Dataset items:

::::::::

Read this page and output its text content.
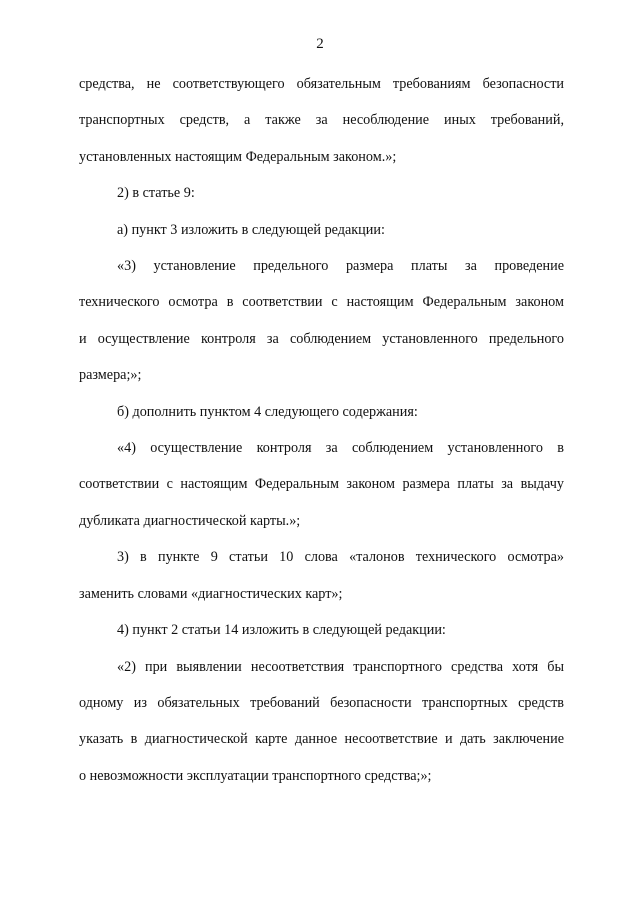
2
средства, не соответствующего обязательным требованиям безопасности
транспортных средств, а также за несоблюдение иных требований,
установленных настоящим Федеральным законом.»;
2) в статье 9:
а) пункт 3 изложить в следующей редакции:
«3) установление предельного размера платы за проведение
технического осмотра в соответствии с настоящим Федеральным законом
и осуществление контроля за соблюдением установленного предельного
размера;»;
б) дополнить пунктом 4 следующего содержания:
«4) осуществление контроля за соблюдением установленного в
соответствии с настоящим Федеральным законом размера платы за выдачу
дубликата диагностической карты.»;
3) в пункте 9 статьи 10 слова «талонов технического осмотра»
заменить словами «диагностических карт»;
4) пункт 2 статьи 14 изложить в следующей редакции:
«2) при выявлении несоответствия транспортного средства хотя бы
одному из обязательных требований безопасности транспортных средств
указать в диагностической карте данное несоответствие и дать заключение
о невозможности эксплуатации транспортного средства;»;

::::::::

◆ **What the exercise asks**
Pictures in the records must not appear in the copy; transcribe everything else precisely.

◆ **Complete answer**
Read this page and output its text content.
2
средства, не соответствующего обязательным требованиям безопасности
транспортных средств, а также за несоблюдение иных требований,
установленных настоящим Федеральным законом.»;
2) в статье 9:
а) пункт 3 изложить в следующей редакции:
«3) установление предельного размера платы за проведение
технического осмотра в соответствии с настоящим Федеральным законом
и осуществление контроля за соблюдением установленного предельного
размера;»;
б) дополнить пунктом 4 следующего содержания:
«4) осуществление контроля за соблюдением установленного в
соответствии с настоящим Федеральным законом размера платы за выдачу
дубликата диагностической карты.»;
3) в пункте 9 статьи 10 слова «талонов технического осмотра»
заменить словами «диагностических карт»;
4) пункт 2 статьи 14 изложить в следующей редакции:
«2) при выявлении несоответствия транспортного средства хотя бы
одному из обязательных требований безопасности транспортных средств
указать в диагностической карте данное несоответствие и дать заключение
о невозможности эксплуатации транспортного средства;»;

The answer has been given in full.